Problem: Can you find the lines of the listing that include "must" and copy every one?

Data supplied:
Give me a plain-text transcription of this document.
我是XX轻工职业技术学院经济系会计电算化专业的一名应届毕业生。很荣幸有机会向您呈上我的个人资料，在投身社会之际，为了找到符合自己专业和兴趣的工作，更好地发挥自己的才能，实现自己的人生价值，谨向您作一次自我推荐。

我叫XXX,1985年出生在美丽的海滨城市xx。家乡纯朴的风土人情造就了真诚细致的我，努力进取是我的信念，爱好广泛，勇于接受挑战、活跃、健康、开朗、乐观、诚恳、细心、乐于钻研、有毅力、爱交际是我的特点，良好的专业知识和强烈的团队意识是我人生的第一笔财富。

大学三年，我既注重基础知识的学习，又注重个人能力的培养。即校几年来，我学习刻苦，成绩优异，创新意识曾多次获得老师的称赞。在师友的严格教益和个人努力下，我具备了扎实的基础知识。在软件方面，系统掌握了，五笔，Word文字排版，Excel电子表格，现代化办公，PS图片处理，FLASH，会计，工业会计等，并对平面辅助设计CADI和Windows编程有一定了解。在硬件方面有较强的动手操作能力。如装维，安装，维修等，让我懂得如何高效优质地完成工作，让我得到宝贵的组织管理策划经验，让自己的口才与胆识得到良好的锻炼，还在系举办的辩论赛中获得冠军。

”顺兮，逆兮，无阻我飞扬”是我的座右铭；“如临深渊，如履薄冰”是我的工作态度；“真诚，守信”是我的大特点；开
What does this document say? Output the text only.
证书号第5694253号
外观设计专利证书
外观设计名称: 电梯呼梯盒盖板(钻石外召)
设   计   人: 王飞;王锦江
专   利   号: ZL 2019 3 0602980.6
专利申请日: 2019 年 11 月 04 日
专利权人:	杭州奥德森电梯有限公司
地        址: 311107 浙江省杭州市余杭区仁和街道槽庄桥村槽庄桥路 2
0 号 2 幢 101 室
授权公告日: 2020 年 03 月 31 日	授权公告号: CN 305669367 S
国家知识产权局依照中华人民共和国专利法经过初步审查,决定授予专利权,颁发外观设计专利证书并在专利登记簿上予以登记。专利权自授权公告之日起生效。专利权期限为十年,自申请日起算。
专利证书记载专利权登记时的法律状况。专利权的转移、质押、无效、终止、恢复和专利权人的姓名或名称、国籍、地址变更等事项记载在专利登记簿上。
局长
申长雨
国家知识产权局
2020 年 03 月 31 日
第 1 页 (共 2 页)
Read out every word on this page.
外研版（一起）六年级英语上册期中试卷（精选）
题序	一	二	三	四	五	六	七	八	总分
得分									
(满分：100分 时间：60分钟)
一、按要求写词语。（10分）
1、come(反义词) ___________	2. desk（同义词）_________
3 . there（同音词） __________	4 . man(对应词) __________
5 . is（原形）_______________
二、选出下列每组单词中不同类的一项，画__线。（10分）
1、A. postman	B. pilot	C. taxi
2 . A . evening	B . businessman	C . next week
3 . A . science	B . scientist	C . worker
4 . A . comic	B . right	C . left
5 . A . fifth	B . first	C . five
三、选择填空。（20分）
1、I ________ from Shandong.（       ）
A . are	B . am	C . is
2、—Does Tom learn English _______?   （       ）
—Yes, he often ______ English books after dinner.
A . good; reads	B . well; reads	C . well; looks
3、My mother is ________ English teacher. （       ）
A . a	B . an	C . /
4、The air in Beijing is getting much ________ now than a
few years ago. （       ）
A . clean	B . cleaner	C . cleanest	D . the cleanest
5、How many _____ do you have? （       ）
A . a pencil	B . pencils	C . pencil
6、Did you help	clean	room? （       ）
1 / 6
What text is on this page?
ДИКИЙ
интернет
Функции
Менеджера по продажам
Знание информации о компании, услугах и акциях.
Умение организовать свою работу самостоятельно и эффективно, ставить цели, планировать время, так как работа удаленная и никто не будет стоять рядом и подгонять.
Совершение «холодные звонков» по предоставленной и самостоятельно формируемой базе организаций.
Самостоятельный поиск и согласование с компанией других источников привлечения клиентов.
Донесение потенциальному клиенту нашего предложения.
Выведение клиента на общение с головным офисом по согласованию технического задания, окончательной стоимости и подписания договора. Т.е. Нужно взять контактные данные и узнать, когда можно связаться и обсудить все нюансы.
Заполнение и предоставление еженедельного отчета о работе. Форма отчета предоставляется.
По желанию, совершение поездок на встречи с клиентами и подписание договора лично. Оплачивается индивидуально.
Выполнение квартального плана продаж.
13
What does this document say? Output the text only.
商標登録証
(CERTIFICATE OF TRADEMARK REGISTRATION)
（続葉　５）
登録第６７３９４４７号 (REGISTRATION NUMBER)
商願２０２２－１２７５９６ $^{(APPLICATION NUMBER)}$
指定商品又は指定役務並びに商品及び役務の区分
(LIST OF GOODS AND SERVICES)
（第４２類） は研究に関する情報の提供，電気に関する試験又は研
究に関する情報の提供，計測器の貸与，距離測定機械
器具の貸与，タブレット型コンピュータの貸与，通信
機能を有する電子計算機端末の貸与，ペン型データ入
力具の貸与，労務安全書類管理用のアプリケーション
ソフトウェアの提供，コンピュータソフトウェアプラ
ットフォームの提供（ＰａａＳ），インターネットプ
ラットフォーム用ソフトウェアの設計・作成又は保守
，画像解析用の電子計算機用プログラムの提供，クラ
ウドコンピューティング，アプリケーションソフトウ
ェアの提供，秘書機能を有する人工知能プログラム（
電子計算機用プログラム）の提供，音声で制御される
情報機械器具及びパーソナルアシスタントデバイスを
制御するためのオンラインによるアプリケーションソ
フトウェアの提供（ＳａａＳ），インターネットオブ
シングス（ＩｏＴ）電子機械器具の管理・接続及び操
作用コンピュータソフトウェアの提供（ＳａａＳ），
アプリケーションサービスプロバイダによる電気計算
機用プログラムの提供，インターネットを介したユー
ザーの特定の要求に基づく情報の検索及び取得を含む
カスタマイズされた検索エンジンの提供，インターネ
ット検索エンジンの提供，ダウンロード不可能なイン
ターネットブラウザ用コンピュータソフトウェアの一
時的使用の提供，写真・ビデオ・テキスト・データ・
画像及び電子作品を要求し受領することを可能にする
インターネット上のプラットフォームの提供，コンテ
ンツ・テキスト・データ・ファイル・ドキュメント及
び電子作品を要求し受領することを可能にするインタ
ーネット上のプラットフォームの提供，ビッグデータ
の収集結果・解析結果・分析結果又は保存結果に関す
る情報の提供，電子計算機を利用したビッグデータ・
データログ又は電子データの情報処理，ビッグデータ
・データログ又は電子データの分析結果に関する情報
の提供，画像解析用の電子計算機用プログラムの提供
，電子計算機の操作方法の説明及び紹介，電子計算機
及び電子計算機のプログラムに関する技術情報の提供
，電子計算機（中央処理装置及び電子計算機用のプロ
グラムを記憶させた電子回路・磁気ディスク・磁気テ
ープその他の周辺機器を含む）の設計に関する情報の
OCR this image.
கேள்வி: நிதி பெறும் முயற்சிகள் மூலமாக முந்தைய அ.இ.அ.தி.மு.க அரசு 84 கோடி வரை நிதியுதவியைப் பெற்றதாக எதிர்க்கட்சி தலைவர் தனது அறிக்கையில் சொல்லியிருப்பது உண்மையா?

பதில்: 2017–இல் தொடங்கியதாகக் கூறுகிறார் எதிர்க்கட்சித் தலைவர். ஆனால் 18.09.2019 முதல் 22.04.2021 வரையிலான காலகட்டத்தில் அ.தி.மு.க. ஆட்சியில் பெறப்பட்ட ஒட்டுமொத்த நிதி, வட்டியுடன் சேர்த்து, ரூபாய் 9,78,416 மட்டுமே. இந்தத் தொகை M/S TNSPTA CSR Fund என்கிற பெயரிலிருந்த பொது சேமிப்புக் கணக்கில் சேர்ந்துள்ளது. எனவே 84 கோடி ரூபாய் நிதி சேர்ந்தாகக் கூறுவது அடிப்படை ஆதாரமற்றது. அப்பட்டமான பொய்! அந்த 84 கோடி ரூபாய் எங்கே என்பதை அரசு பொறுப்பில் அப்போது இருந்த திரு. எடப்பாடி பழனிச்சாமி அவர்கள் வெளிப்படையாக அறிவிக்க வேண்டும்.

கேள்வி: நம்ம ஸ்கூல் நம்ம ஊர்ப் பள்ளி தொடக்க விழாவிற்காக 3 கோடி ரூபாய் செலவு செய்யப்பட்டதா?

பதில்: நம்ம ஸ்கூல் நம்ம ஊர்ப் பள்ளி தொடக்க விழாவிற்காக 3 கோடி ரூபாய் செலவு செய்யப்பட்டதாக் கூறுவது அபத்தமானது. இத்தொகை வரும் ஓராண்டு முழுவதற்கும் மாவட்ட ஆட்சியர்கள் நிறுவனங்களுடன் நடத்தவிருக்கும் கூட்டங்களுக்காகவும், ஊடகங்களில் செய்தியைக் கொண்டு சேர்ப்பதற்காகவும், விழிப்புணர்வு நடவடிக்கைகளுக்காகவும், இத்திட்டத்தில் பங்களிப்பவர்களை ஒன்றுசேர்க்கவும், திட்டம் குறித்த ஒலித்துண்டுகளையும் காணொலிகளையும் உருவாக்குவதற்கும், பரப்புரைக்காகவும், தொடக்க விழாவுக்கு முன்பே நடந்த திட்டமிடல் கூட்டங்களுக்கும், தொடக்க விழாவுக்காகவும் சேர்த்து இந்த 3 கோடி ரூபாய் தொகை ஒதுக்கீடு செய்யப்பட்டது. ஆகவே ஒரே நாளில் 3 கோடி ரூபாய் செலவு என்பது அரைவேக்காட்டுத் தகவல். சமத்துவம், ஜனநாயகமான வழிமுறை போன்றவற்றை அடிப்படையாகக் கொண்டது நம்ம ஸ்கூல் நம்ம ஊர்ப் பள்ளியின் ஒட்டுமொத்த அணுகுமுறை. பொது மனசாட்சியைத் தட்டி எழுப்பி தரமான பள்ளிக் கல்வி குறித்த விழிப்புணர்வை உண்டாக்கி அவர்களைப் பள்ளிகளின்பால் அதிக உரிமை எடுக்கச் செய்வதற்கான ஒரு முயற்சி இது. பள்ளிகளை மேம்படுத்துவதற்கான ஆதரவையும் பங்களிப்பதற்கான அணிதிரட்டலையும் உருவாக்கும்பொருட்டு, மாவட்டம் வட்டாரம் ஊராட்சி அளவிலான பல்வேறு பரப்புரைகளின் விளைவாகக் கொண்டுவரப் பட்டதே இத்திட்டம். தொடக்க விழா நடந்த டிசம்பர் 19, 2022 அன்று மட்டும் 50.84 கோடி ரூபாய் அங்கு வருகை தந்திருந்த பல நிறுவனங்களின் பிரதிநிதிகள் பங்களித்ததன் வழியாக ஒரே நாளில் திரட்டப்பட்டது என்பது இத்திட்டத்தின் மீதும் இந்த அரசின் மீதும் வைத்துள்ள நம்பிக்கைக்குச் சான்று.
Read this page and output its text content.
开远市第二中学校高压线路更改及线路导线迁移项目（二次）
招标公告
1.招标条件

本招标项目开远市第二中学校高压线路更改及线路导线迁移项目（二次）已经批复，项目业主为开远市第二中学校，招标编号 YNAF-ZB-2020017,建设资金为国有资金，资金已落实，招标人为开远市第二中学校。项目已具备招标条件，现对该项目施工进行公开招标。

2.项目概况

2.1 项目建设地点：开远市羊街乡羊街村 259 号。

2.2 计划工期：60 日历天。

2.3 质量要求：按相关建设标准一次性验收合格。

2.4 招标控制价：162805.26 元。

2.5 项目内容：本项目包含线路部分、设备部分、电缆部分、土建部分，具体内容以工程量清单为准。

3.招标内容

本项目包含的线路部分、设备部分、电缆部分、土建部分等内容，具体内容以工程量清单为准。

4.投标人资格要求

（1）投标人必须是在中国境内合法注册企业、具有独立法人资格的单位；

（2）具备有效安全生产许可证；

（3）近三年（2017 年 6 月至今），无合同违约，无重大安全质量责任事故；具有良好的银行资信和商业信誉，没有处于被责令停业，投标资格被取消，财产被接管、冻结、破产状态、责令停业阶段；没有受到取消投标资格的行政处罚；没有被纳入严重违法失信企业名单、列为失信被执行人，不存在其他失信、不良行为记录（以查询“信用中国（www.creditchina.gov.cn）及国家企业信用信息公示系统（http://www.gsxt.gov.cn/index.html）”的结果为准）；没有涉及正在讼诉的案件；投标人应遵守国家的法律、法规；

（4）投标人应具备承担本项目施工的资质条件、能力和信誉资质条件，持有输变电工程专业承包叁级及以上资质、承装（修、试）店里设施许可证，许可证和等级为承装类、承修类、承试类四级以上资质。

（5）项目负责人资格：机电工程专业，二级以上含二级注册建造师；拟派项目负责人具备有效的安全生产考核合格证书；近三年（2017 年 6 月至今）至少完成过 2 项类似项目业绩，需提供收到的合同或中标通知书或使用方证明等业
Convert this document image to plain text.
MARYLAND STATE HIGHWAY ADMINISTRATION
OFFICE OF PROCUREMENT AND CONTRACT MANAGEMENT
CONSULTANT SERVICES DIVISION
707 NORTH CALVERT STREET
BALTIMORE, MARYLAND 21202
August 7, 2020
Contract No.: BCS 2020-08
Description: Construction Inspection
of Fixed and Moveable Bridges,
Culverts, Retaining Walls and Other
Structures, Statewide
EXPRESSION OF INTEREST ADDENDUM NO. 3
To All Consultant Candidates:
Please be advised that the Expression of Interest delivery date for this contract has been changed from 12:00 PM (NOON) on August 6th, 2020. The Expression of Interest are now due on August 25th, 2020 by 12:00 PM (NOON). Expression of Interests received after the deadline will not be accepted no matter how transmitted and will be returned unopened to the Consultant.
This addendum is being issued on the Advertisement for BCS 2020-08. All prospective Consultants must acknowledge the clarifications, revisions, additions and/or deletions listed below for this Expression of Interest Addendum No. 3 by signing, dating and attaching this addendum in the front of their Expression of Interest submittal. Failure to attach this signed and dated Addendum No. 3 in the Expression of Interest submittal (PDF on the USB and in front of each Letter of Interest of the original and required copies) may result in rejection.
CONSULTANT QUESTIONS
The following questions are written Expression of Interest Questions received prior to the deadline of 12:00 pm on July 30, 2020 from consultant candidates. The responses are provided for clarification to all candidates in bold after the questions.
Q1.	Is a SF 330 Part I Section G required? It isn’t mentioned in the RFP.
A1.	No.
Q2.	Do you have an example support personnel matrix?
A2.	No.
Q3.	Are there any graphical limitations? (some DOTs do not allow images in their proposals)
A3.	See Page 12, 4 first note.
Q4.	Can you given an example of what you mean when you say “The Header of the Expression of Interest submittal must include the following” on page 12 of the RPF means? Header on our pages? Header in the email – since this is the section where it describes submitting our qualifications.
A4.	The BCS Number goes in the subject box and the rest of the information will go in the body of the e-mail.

Exercise result:
This addendum is being issued on the Advertisement for BCS 2020-08. All prospective Consultants must acknowledge the clarifications, revisions, additions and/or deletions listed below for this Expression of Interest Addendum No. 3 by signing, dating and attaching this addendum in the front of their Expression of Interest submittal. Failure to attach this signed and dated Addendum No. 3 in the Expression of Interest submittal (PDF on the USB and in front of each Letter of Interest of the original and required copies) may result in rejection.
Q4.	Can you given an example of what you mean when you say “The Header of the Expression of Interest submittal must include the following” on page 12 of the RPF means? Header on our pages? Header in the email – since this is the section where it describes submitting our qualifications.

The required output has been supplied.